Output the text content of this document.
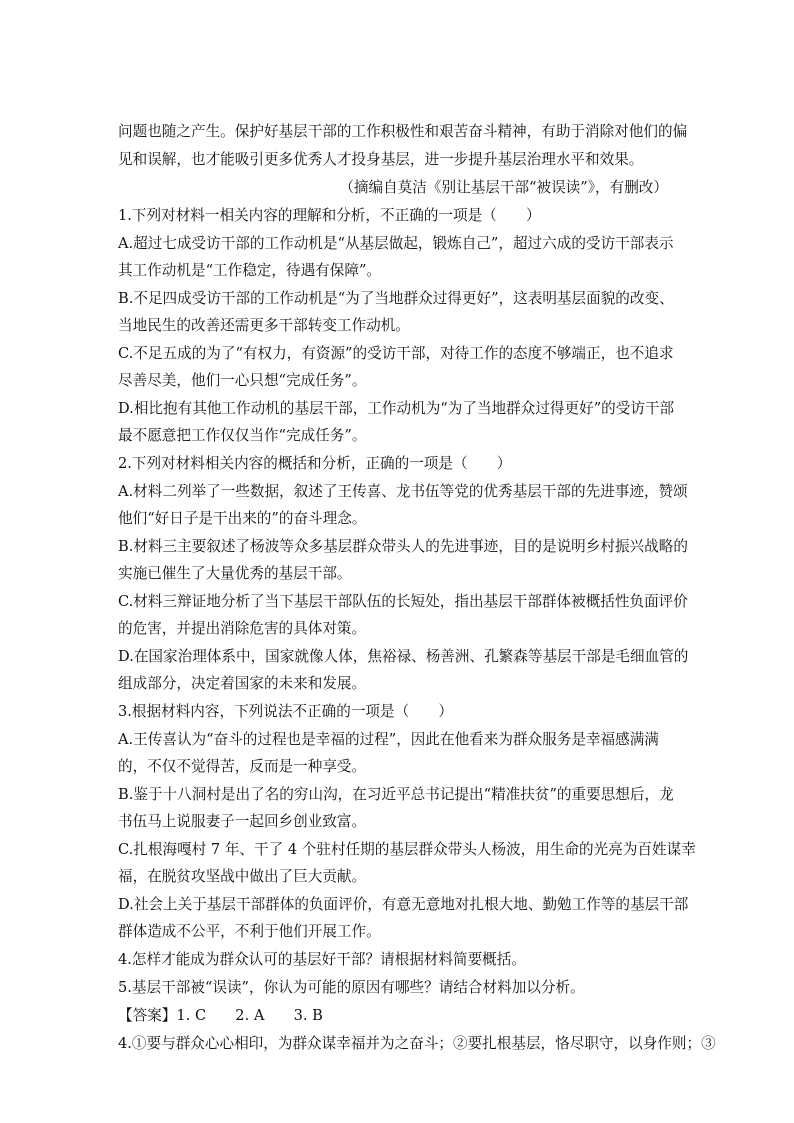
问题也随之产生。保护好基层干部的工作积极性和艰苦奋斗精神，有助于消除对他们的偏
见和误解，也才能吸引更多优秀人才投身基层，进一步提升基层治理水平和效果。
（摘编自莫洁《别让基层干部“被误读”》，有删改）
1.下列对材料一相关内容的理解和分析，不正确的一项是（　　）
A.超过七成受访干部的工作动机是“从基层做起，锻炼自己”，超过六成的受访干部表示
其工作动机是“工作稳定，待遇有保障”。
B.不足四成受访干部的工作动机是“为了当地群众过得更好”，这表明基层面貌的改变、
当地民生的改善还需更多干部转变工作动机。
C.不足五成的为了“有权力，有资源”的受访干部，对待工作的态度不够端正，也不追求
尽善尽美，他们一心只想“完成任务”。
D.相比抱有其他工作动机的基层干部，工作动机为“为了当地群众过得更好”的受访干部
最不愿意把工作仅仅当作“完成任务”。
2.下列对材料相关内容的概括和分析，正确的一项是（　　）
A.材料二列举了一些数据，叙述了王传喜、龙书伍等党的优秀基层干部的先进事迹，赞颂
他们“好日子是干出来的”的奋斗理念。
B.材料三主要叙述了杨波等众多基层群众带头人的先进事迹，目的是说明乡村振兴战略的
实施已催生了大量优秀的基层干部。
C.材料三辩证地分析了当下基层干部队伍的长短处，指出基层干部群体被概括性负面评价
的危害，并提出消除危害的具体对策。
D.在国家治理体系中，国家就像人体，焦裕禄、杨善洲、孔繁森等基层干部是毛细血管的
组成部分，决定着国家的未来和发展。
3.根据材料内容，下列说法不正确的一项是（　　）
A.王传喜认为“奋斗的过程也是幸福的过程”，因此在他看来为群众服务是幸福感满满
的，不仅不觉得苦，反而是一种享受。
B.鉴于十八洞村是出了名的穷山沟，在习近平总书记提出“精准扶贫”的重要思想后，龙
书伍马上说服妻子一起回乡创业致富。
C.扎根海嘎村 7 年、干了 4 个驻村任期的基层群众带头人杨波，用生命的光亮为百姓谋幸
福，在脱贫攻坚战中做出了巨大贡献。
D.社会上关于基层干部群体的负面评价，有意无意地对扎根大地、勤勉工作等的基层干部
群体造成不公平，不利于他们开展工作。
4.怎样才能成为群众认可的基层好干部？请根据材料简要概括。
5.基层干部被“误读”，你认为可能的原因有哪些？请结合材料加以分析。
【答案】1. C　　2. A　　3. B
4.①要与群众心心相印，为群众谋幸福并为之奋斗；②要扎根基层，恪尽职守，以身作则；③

━━━━━━

* **GIVEN EXERCISE**: Copy the data word for word. Pictures do not go in the copy.

* **REPLY TO THE EXERCISE**:
Output the text content of this document.
问题也随之产生。保护好基层干部的工作积极性和艰苦奋斗精神，有助于消除对他们的偏
见和误解，也才能吸引更多优秀人才投身基层，进一步提升基层治理水平和效果。
（摘编自莫洁《别让基层干部“被误读”》，有删改）
1.下列对材料一相关内容的理解和分析，不正确的一项是（　　）
A.超过七成受访干部的工作动机是“从基层做起，锻炼自己”，超过六成的受访干部表示
其工作动机是“工作稳定，待遇有保障”。
B.不足四成受访干部的工作动机是“为了当地群众过得更好”，这表明基层面貌的改变、
当地民生的改善还需更多干部转变工作动机。
C.不足五成的为了“有权力，有资源”的受访干部，对待工作的态度不够端正，也不追求
尽善尽美，他们一心只想“完成任务”。
D.相比抱有其他工作动机的基层干部，工作动机为“为了当地群众过得更好”的受访干部
最不愿意把工作仅仅当作“完成任务”。
2.下列对材料相关内容的概括和分析，正确的一项是（　　）
A.材料二列举了一些数据，叙述了王传喜、龙书伍等党的优秀基层干部的先进事迹，赞颂
他们“好日子是干出来的”的奋斗理念。
B.材料三主要叙述了杨波等众多基层群众带头人的先进事迹，目的是说明乡村振兴战略的
实施已催生了大量优秀的基层干部。
C.材料三辩证地分析了当下基层干部队伍的长短处，指出基层干部群体被概括性负面评价
的危害，并提出消除危害的具体对策。
D.在国家治理体系中，国家就像人体，焦裕禄、杨善洲、孔繁森等基层干部是毛细血管的
组成部分，决定着国家的未来和发展。
3.根据材料内容，下列说法不正确的一项是（　　）
A.王传喜认为“奋斗的过程也是幸福的过程”，因此在他看来为群众服务是幸福感满满
的，不仅不觉得苦，反而是一种享受。
B.鉴于十八洞村是出了名的穷山沟，在习近平总书记提出“精准扶贫”的重要思想后，龙
书伍马上说服妻子一起回乡创业致富。
C.扎根海嘎村 7 年、干了 4 个驻村任期的基层群众带头人杨波，用生命的光亮为百姓谋幸
福，在脱贫攻坚战中做出了巨大贡献。
D.社会上关于基层干部群体的负面评价，有意无意地对扎根大地、勤勉工作等的基层干部
群体造成不公平，不利于他们开展工作。
4.怎样才能成为群众认可的基层好干部？请根据材料简要概括。
5.基层干部被“误读”，你认为可能的原因有哪些？请结合材料加以分析。
【答案】1. C　　2. A　　3. B
4.①要与群众心心相印，为群众谋幸福并为之奋斗；②要扎根基层，恪尽职守，以身作则；③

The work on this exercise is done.